A named list of log R ratio matrices (cells x features), one per omic layer (list).

k_range

A numeric vector of integers (≥2) specifying the cluster numbers (k) to extract from hierarchical clustering (numeric vector). Default is from 2 to 10.

dist_method

A string specifying the distance method for Rfast::Dist() (e.g., "euclidean", "manhattan", "cosine") (character string). Default is "euclidean".

hclust_method

A string specifying the hierarchical clustering linkage method for fastcluster::hclust() (e.g., "ward.D", "average") (character string). Default is "ward.D".

weights

A numeric vector of non-negative values of length equal to the number of omic (internally normalized to sum to 1) (numeric vector). It specifies the relatives weights of each omic for SNF with weightedSNF(). Omics with a weight of 0 will not contribute to the clustering. If NULL (default), weights are uniform.

knn_affinity

Integer specifying the number of nearest neighbors used when building affinity matrices with SNFtool::affinityMatrix() (integer). Default is 40.

var_affinity

Numeric value for the variance parameter (Gaussian kernel width sigma) when building affinity matrix with SNFtool::affinityMatrix() (numeric). Default is 1.

DATA SUPPLIED:

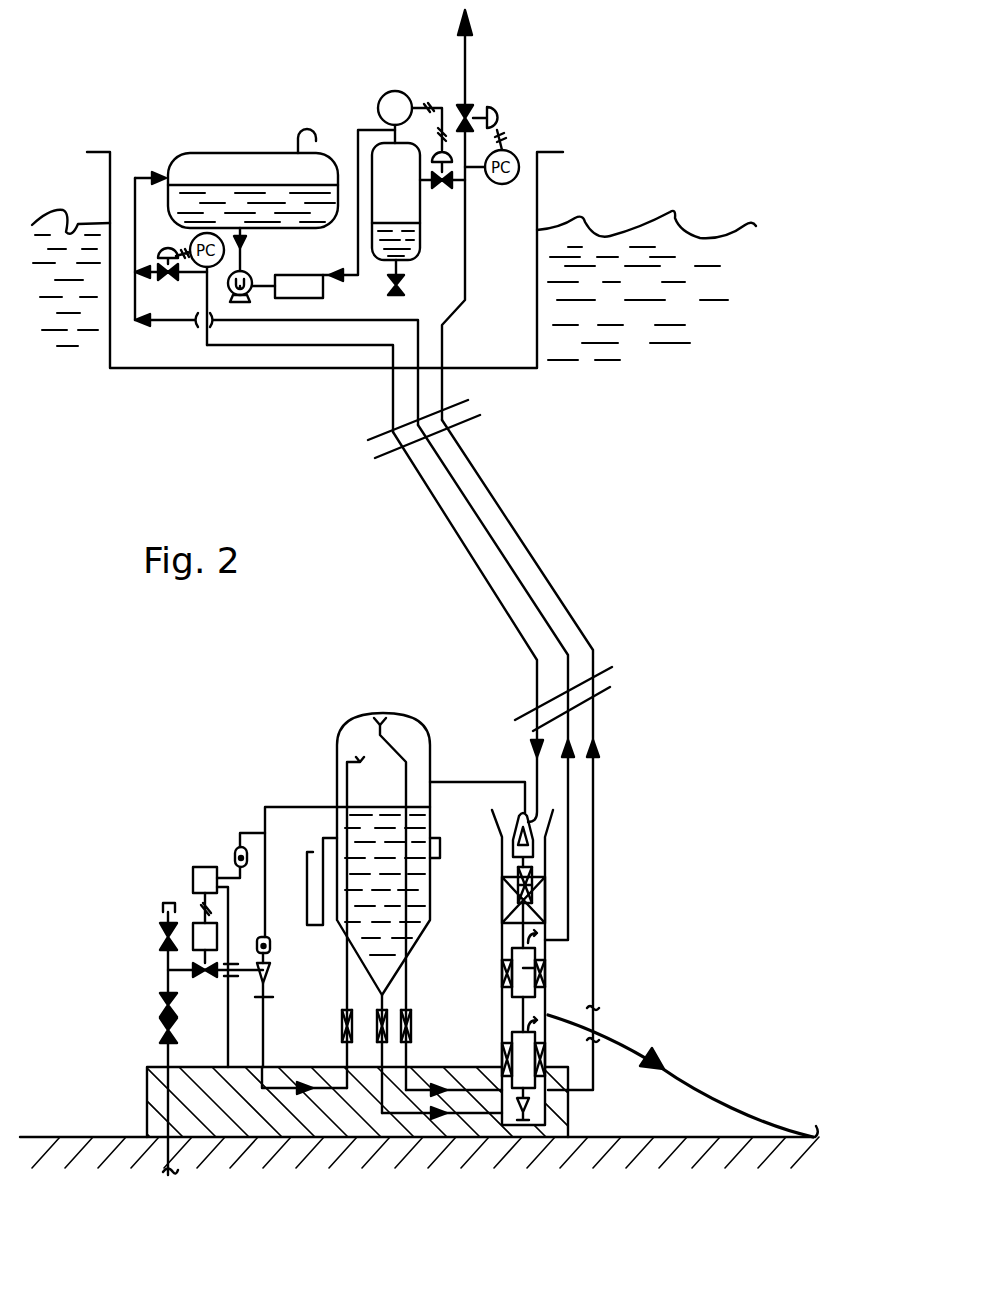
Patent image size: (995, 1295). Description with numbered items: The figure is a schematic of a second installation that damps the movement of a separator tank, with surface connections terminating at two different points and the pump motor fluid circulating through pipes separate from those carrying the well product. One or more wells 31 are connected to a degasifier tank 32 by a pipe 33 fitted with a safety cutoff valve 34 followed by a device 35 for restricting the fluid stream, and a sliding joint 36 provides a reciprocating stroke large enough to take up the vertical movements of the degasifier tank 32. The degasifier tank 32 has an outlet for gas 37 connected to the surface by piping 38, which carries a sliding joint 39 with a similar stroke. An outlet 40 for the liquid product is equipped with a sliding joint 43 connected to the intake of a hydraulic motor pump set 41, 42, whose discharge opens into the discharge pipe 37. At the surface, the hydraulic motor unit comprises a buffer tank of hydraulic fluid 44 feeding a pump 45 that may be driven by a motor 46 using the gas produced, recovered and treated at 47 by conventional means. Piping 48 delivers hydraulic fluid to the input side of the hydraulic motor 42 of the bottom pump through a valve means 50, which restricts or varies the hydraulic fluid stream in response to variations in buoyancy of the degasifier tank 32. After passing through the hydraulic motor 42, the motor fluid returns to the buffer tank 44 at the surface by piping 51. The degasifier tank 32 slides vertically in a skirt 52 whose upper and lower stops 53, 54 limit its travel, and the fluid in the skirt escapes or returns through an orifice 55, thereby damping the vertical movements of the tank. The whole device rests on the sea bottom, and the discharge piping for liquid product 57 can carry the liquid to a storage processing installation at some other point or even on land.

The well 31 is at (165, 955).
The degasifier tank 32 is at (337, 733).
The pipe 33 is at (340, 1010).
The safety cutoff valve 34 is at (197, 966).
The device for restricting the fluid stream 35 is at (240, 831).
The sliding joint 36 is at (147, 1105).
The outlet for gas 37 is at (395, 782).
The piping 38 is at (596, 816).
The sliding joint 39 is at (546, 903).
The outlet for the liquid product 40 is at (607, 1137).
The hydraulic motor pump set 41 is at (546, 1058).
The hydraulic motor 42 is at (546, 972).
The sliding joint 43 is at (546, 930).
The buffer tank of hydraulic fluid 44 is at (177, 153).
The pump 45 is at (254, 290).
The motor 46 is at (313, 290).
The gas treatment means 47 is at (385, 158).
The piping 48 is at (354, 348).
The valve means 50 is at (552, 808).
The piping 51 is at (536, 600).
The skirt 52 is at (384, 993).
The upper stop 53 is at (440, 850).
The lower stop 54 is at (444, 863).
The orifice 55 is at (265, 807).
The discharge piping for liquid product 57 is at (723, 1107).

WRITTEN REQUEST: Decide whether each statement below agrees with the parameter list. Answer yes or no for each, and quote the deciding words of the parameter list. (a) The default linkage method for hierarchical clustering is "average". (b) When weights is NULL, every omic receives the same weight. (c) The default number of nearest neighbors for building affinity matrices is 40.

CORRECT RESULT:
(a) No: "Default is "ward.D"."
(b) Yes: "If NULL (default), weights are uniform."
(c) Yes: "Default is 40."